### Stated exercise
Give the number of lines holding the string "Pork", and nothing else.

Recorded data
+-------+
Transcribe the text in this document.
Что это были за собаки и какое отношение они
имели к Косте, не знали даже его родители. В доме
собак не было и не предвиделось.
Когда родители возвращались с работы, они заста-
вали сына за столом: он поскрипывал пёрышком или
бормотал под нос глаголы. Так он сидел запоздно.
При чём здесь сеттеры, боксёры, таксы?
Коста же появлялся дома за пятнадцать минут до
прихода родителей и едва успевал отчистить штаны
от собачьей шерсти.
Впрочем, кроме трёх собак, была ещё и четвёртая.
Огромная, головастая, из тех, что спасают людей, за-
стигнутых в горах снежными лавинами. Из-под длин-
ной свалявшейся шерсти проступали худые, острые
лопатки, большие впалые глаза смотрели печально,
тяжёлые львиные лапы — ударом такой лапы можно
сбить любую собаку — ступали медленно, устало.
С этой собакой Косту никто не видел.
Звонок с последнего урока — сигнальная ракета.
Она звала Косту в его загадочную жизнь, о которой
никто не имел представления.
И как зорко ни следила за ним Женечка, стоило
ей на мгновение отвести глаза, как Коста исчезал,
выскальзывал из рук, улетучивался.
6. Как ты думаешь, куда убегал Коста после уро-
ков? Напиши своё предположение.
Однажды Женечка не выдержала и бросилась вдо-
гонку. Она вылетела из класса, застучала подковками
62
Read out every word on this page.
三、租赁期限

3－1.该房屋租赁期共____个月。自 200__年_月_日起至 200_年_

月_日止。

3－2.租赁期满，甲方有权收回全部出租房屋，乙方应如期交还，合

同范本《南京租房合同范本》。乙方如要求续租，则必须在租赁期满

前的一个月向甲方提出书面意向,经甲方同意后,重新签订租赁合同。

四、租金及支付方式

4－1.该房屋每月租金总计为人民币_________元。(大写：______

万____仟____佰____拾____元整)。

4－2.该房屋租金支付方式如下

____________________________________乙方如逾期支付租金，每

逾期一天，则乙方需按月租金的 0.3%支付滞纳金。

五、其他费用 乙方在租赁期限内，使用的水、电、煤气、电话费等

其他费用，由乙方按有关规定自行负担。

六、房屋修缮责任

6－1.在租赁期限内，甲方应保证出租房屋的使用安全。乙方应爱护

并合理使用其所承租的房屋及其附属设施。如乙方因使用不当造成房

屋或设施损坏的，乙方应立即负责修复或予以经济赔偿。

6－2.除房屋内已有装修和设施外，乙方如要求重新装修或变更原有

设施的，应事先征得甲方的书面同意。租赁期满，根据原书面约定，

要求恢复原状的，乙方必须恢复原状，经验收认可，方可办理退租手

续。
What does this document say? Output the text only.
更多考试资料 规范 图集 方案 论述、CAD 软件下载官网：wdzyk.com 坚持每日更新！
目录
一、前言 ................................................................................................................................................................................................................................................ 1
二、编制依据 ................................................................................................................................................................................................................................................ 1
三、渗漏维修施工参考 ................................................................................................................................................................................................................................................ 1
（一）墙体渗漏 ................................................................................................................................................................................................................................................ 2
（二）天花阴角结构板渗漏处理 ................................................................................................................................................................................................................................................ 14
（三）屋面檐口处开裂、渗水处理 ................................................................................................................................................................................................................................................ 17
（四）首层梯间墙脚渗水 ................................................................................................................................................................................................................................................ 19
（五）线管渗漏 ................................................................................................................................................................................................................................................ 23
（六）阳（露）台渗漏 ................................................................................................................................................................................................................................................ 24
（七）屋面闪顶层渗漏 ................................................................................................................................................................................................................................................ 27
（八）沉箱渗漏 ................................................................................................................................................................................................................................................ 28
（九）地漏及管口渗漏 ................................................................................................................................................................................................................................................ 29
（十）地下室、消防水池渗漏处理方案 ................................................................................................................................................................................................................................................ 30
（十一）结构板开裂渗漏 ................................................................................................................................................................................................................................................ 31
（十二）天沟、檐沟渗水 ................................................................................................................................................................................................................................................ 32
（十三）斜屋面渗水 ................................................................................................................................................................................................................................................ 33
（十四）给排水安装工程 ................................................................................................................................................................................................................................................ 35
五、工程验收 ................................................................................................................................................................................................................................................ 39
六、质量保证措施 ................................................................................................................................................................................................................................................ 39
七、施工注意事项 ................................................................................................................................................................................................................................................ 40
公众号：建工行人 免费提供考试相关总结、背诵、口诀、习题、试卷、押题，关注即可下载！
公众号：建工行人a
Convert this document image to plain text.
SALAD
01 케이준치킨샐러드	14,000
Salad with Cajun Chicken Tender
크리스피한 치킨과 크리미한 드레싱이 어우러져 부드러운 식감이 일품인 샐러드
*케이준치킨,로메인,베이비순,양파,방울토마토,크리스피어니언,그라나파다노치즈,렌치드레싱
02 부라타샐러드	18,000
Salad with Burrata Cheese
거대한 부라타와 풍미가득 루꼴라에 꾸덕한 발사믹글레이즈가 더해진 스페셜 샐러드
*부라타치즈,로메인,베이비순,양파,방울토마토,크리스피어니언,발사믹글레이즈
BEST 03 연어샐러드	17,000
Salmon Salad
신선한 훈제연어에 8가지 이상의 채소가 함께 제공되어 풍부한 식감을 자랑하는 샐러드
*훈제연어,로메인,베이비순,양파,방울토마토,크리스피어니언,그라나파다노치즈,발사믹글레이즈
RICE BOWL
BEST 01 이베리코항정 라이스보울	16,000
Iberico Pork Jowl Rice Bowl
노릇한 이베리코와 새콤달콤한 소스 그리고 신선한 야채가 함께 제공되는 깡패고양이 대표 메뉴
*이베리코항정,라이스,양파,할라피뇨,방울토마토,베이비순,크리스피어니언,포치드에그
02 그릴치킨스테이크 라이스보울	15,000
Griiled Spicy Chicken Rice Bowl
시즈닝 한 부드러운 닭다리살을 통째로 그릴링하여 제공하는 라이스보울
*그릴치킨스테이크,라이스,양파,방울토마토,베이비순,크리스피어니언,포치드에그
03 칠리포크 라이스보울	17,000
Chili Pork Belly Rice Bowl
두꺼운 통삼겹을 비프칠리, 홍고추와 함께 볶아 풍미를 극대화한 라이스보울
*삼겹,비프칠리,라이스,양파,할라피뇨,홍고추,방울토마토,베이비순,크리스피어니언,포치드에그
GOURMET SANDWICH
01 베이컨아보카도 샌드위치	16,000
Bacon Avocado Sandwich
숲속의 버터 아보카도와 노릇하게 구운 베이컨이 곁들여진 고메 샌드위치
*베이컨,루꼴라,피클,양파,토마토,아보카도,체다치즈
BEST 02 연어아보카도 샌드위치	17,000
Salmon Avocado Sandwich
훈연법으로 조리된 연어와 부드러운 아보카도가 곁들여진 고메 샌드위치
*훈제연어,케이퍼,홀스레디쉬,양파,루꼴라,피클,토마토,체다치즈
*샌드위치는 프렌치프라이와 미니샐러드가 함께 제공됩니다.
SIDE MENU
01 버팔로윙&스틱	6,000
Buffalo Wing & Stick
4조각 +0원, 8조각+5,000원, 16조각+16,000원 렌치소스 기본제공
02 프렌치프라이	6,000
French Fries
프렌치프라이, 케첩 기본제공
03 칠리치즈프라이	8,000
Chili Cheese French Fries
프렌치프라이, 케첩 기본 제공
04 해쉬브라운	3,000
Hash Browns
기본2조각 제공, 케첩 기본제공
+-------+
### Task output
2